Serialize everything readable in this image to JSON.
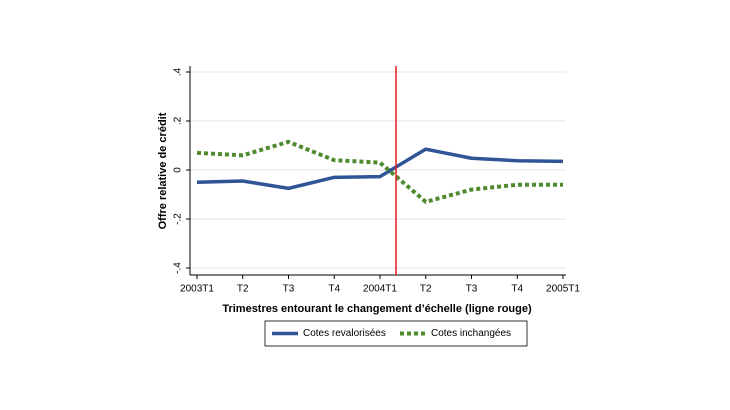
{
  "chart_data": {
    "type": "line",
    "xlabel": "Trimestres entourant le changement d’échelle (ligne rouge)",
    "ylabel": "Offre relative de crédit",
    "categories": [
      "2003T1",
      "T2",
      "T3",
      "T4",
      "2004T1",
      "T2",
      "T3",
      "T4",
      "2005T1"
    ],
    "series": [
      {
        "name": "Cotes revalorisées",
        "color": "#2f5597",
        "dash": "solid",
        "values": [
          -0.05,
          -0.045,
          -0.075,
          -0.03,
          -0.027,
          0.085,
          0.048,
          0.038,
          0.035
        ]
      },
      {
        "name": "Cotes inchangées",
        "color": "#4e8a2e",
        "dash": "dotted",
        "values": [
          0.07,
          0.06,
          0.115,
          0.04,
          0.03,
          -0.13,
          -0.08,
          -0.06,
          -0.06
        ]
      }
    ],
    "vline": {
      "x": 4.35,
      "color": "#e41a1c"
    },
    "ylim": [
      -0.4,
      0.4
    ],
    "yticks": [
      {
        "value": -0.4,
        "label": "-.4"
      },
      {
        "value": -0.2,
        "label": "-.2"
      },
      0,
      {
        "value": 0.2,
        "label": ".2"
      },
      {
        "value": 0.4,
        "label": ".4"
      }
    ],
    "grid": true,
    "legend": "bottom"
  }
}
□ □ □ □ □
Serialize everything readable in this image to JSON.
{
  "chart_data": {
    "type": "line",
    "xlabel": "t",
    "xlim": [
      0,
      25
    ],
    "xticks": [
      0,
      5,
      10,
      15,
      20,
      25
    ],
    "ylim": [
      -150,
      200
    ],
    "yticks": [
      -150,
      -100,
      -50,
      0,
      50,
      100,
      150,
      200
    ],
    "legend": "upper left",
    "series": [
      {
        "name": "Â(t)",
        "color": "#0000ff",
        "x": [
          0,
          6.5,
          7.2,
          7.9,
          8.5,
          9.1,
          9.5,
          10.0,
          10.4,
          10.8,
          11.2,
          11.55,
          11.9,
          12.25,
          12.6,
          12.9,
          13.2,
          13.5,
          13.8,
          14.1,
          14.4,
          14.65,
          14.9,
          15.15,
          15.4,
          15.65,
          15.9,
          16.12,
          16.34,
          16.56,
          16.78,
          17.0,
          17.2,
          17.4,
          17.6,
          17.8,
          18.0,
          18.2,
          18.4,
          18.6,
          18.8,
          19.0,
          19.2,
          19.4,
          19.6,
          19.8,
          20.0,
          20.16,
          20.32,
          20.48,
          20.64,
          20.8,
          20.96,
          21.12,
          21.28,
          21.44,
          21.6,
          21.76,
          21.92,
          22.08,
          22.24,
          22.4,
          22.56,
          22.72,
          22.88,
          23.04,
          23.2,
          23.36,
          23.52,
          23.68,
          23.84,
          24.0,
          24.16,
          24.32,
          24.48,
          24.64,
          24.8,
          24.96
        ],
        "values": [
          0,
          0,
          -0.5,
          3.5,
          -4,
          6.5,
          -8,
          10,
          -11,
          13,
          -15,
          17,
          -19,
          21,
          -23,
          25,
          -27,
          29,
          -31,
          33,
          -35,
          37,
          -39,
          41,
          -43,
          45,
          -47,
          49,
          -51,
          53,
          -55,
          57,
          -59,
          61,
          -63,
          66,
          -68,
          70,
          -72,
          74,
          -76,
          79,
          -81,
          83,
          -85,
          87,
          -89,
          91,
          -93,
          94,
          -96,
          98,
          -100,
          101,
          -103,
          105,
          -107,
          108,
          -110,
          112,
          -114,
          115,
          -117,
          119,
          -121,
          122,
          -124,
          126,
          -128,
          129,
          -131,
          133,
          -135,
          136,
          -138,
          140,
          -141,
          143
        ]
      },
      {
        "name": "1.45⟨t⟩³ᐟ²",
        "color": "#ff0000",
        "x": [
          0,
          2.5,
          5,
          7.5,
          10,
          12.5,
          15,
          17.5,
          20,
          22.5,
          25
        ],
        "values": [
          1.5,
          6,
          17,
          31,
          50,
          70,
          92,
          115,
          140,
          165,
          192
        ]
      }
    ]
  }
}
□ □ □ □ □
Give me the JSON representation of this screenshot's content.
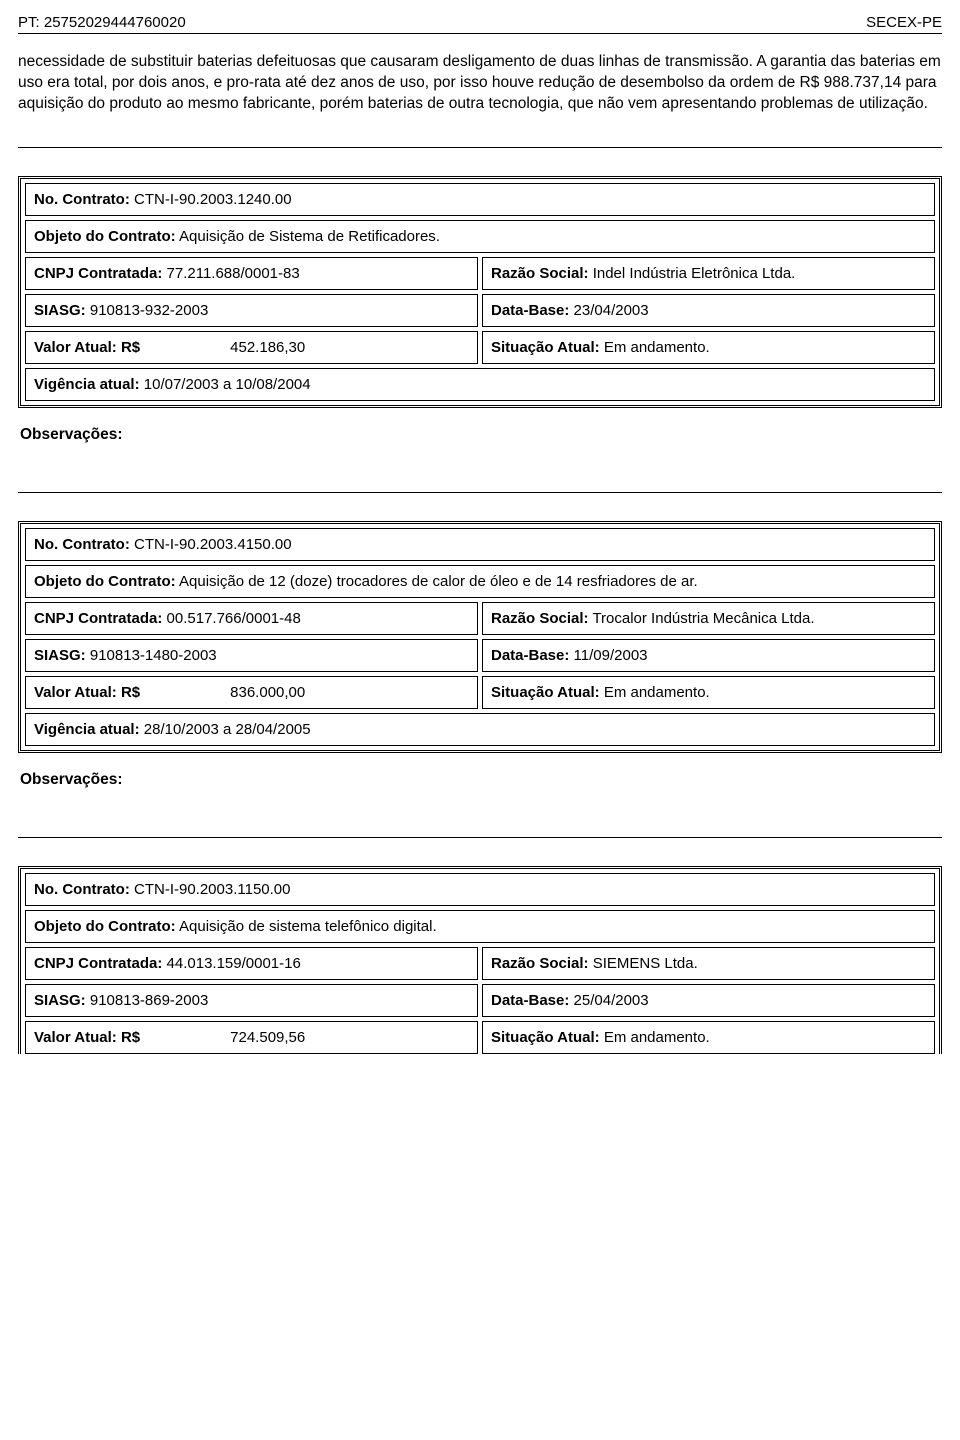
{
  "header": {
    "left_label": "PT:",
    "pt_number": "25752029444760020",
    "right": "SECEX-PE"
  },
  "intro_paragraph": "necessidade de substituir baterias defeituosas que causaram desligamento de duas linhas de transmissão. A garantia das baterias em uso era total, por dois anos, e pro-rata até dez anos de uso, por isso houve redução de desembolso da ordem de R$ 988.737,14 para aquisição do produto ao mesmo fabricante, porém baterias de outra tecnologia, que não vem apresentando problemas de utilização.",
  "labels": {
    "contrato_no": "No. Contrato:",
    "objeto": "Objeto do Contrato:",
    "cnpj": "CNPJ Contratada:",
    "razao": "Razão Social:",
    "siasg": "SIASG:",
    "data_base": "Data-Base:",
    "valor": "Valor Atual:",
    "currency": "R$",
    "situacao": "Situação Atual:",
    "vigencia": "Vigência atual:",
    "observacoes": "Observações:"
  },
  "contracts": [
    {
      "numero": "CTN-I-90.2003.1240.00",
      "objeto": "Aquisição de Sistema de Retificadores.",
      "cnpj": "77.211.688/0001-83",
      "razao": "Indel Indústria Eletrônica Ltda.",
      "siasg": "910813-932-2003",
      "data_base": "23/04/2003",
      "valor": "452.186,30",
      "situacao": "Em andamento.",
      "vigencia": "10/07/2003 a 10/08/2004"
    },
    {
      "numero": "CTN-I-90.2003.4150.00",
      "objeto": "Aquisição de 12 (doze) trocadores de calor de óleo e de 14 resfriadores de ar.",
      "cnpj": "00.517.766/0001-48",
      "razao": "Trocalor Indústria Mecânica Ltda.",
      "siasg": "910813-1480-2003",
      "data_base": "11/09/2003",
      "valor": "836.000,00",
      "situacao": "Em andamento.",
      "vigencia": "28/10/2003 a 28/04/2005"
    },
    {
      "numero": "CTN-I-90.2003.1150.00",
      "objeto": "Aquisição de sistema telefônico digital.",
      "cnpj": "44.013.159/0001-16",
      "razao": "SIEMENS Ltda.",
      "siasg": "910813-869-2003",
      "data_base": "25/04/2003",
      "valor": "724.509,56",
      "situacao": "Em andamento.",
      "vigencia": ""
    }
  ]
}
□ □ □ □ □
** Exercise description **
Return only those lines of the records that contain the string "Contrato".

** Answer to this exercise **
    "contrato_no": "No. Contrato:",
    "objeto": "Objeto do Contrato:",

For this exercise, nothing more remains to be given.